* [STATED PROBLEM] Output every entry exactly as written, but omit the pictures.

[Records that describe figures]
= = = = = = =
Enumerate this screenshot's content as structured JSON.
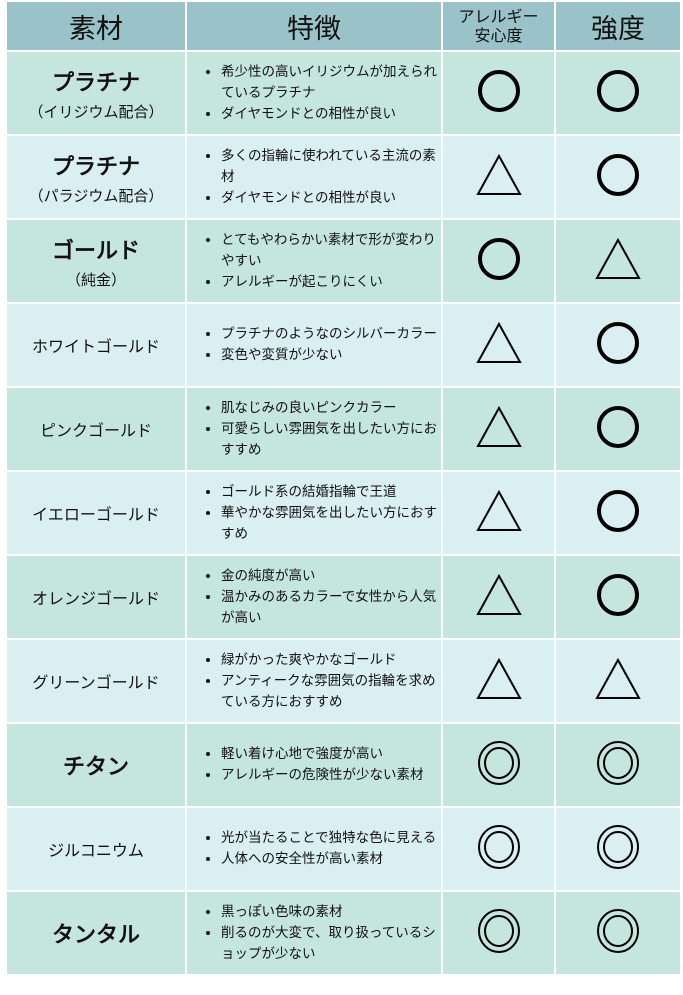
{
  "headers": [
    "素材",
    "特徴",
    "アレルギー安心度",
    "強度"
  ],
  "header_allergy_lines": [
    "アレルギー",
    "安心度"
  ],
  "symbols_legend": {
    "double_circle": "◎",
    "circle": "○",
    "triangle": "△"
  },
  "rows": [
    {
      "name": "プラチナ",
      "sub": "（イリジウム配合）",
      "big": true,
      "features": [
        "希少性の高いイリジウムが加えられているプラチナ",
        "ダイヤモンドとの相性が良い"
      ],
      "allergy": "circle",
      "strength": "circle"
    },
    {
      "name": "プラチナ",
      "sub": "（パラジウム配合）",
      "big": true,
      "features": [
        "多くの指輪に使われている主流の素材",
        "ダイヤモンドとの相性が良い"
      ],
      "allergy": "triangle",
      "strength": "circle"
    },
    {
      "name": "ゴールド",
      "sub": "（純金）",
      "big": true,
      "features": [
        "とてもやわらかい素材で形が変わりやすい",
        "アレルギーが起こりにくい"
      ],
      "allergy": "circle",
      "strength": "triangle"
    },
    {
      "name": "ホワイトゴールド",
      "sub": "",
      "big": false,
      "features": [
        "プラチナのようなのシルバーカラー",
        "変色や変質が少ない"
      ],
      "allergy": "triangle",
      "strength": "circle"
    },
    {
      "name": "ピンクゴールド",
      "sub": "",
      "big": false,
      "features": [
        "肌なじみの良いピンクカラー",
        "可愛らしい雰囲気を出したい方におすすめ"
      ],
      "allergy": "triangle",
      "strength": "circle"
    },
    {
      "name": "イエローゴールド",
      "sub": "",
      "big": false,
      "features": [
        "ゴールド系の結婚指輪で王道",
        "華やかな雰囲気を出したい方におすすめ"
      ],
      "allergy": "triangle",
      "strength": "circle"
    },
    {
      "name": "オレンジゴールド",
      "sub": "",
      "big": false,
      "features": [
        "金の純度が高い",
        "温かみのあるカラーで女性から人気が高い"
      ],
      "allergy": "triangle",
      "strength": "circle"
    },
    {
      "name": "グリーンゴールド",
      "sub": "",
      "big": false,
      "features": [
        "緑がかった爽やかなゴールド",
        "アンティークな雰囲気の指輪を求めている方におすすめ"
      ],
      "allergy": "triangle",
      "strength": "triangle"
    },
    {
      "name": "チタン",
      "sub": "",
      "big": true,
      "features": [
        "軽い着け心地で強度が高い",
        "アレルギーの危険性が少ない素材"
      ],
      "allergy": "double_circle",
      "strength": "double_circle"
    },
    {
      "name": "ジルコニウム",
      "sub": "",
      "big": false,
      "features": [
        "光が当たることで独特な色に見える",
        "人体への安全性が高い素材"
      ],
      "allergy": "double_circle",
      "strength": "double_circle"
    },
    {
      "name": "タンタル",
      "sub": "",
      "big": true,
      "features": [
        "黒っぽい色味の素材",
        "削るのが大変で、取り扱っているショップが少ない"
      ],
      "allergy": "double_circle",
      "strength": "double_circle"
    }
  ],
  "colors": {
    "header": "#99c3c9",
    "row_green": "#c5e6dd",
    "row_blue": "#d9eff1"
  }
}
= = = = = = =
* [EXERCISE RESULT]
Enumerate this screenshot's content as structured JSON.
{
  "headers": [
    "素材",
    "特徴",
    "アレルギー安心度",
    "強度"
  ],
  "header_allergy_lines": [
    "アレルギー",
    "安心度"
  ],
  "symbols_legend": {
    "double_circle": "◎",
    "circle": "○",
    "triangle": "△"
  },
  "rows": [
    {
      "name": "プラチナ",
      "sub": "（イリジウム配合）",
      "big": true,
      "features": [
        "希少性の高いイリジウムが加えられているプラチナ",
        "ダイヤモンドとの相性が良い"
      ],
      "allergy": "circle",
      "strength": "circle"
    },
    {
      "name": "プラチナ",
      "sub": "（パラジウム配合）",
      "big": true,
      "features": [
        "多くの指輪に使われている主流の素材",
        "ダイヤモンドとの相性が良い"
      ],
      "allergy": "triangle",
      "strength": "circle"
    },
    {
      "name": "ゴールド",
      "sub": "（純金）",
      "big": true,
      "features": [
        "とてもやわらかい素材で形が変わりやすい",
        "アレルギーが起こりにくい"
      ],
      "allergy": "circle",
      "strength": "triangle"
    },
    {
      "name": "ホワイトゴールド",
      "sub": "",
      "big": false,
      "features": [
        "プラチナのようなのシルバーカラー",
        "変色や変質が少ない"
      ],
      "allergy": "triangle",
      "strength": "circle"
    },
    {
      "name": "ピンクゴールド",
      "sub": "",
      "big": false,
      "features": [
        "肌なじみの良いピンクカラー",
        "可愛らしい雰囲気を出したい方におすすめ"
      ],
      "allergy": "triangle",
      "strength": "circle"
    },
    {
      "name": "イエローゴールド",
      "sub": "",
      "big": false,
      "features": [
        "ゴールド系の結婚指輪で王道",
        "華やかな雰囲気を出したい方におすすめ"
      ],
      "allergy": "triangle",
      "strength": "circle"
    },
    {
      "name": "オレンジゴールド",
      "sub": "",
      "big": false,
      "features": [
        "金の純度が高い",
        "温かみのあるカラーで女性から人気が高い"
      ],
      "allergy": "triangle",
      "strength": "circle"
    },
    {
      "name": "グリーンゴールド",
      "sub": "",
      "big": false,
      "features": [
        "緑がかった爽やかなゴールド",
        "アンティークな雰囲気の指輪を求めている方におすすめ"
      ],
      "allergy": "triangle",
      "strength": "triangle"
    },
    {
      "name": "チタン",
      "sub": "",
      "big": true,
      "features": [
        "軽い着け心地で強度が高い",
        "アレルギーの危険性が少ない素材"
      ],
      "allergy": "double_circle",
      "strength": "double_circle"
    },
    {
      "name": "ジルコニウム",
      "sub": "",
      "big": false,
      "features": [
        "光が当たることで独特な色に見える",
        "人体への安全性が高い素材"
      ],
      "allergy": "double_circle",
      "strength": "double_circle"
    },
    {
      "name": "タンタル",
      "sub": "",
      "big": true,
      "features": [
        "黒っぽい色味の素材",
        "削るのが大変で、取り扱っているショップが少ない"
      ],
      "allergy": "double_circle",
      "strength": "double_circle"
    }
  ],
  "colors": {
    "header": "#99c3c9",
    "row_green": "#c5e6dd",
    "row_blue": "#d9eff1"
  }
}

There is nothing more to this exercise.